Written instruction:
Gather every line of the entries that includes the word "with".
BEGIN Data excerpts
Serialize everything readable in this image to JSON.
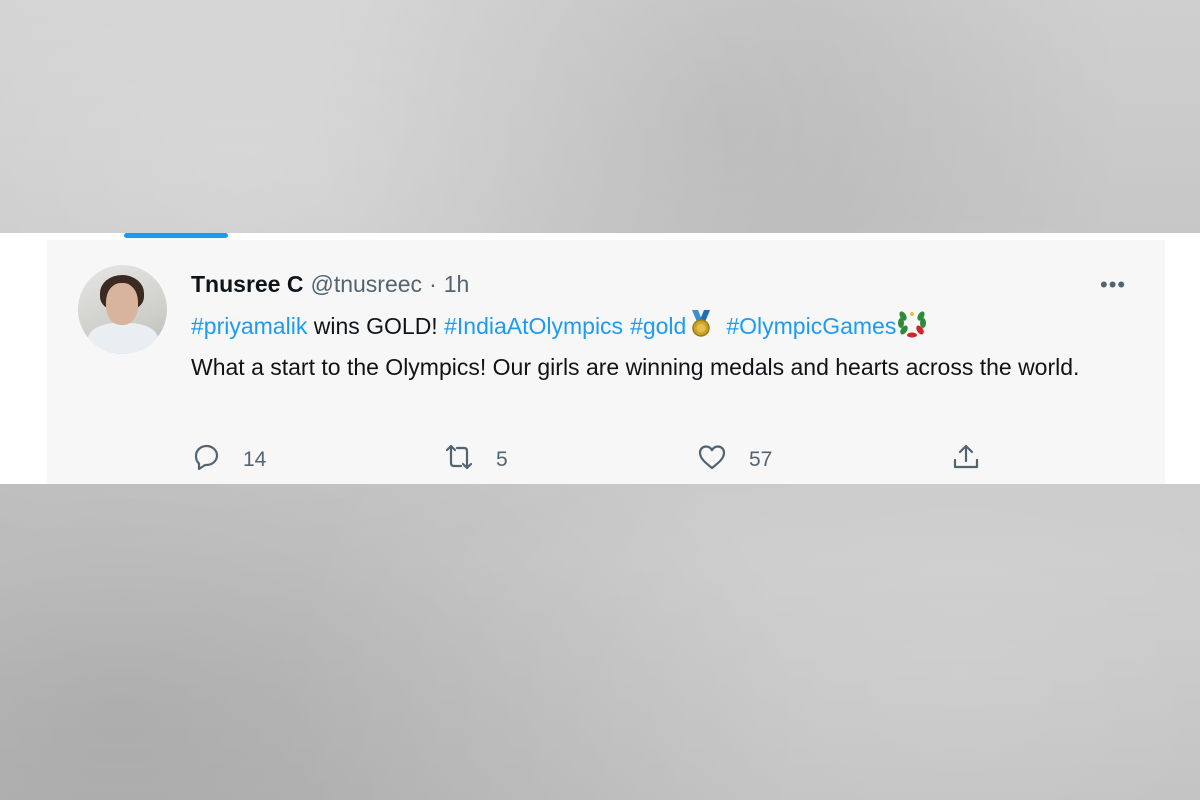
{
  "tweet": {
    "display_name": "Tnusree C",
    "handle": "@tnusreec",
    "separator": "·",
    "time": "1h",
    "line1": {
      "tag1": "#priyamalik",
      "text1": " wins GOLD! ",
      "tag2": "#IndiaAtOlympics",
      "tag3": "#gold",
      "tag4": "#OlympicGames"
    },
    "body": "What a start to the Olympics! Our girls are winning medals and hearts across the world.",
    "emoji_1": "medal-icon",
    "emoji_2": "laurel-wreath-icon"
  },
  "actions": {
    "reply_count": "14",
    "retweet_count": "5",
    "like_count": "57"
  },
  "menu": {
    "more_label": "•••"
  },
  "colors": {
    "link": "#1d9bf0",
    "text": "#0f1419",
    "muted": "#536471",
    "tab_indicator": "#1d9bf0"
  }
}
END Data excerpts
BEGIN Data excerpts
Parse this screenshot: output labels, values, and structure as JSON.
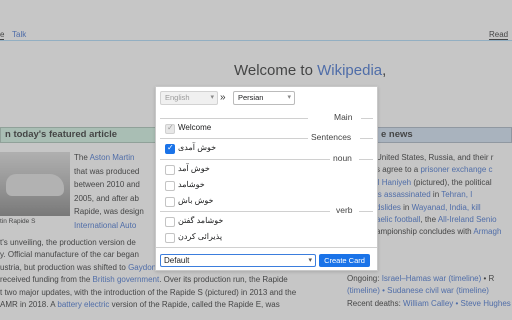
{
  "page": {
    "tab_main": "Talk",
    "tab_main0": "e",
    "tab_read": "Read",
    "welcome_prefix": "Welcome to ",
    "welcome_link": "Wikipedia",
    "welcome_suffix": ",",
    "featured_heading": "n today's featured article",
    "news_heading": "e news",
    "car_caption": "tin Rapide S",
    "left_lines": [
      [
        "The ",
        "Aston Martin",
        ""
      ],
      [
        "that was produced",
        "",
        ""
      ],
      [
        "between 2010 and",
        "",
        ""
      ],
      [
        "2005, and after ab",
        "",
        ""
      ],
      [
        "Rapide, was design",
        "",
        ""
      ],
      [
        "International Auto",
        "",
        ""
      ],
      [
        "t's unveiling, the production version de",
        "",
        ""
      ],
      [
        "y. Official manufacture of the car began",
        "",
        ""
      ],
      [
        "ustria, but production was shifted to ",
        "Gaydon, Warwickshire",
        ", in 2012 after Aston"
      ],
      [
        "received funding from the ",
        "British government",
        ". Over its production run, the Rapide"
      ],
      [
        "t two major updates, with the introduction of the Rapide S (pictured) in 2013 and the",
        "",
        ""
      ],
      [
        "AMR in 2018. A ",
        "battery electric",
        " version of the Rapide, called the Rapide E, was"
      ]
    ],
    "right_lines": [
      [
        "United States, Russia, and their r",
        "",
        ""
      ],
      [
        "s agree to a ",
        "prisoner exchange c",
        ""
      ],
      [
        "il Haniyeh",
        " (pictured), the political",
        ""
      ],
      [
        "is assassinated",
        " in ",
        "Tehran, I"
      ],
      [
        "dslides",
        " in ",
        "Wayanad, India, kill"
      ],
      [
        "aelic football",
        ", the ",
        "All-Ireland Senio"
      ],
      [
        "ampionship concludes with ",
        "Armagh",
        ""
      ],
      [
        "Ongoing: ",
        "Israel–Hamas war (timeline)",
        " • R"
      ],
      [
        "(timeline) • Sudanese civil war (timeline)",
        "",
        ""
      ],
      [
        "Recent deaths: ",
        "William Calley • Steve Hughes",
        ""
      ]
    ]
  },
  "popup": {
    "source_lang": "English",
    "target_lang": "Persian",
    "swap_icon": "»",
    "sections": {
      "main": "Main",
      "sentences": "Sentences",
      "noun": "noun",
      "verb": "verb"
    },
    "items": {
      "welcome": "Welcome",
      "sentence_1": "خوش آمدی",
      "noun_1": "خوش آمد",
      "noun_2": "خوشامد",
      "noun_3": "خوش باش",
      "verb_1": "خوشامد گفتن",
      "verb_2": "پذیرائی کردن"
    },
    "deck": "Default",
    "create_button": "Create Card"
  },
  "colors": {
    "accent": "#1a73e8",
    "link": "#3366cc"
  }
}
END Data excerpts
Solution to the exercise:
        "t two major updates, with the introduction of the Rapide S (pictured) in 2013 and the",
        "ampionship concludes with ",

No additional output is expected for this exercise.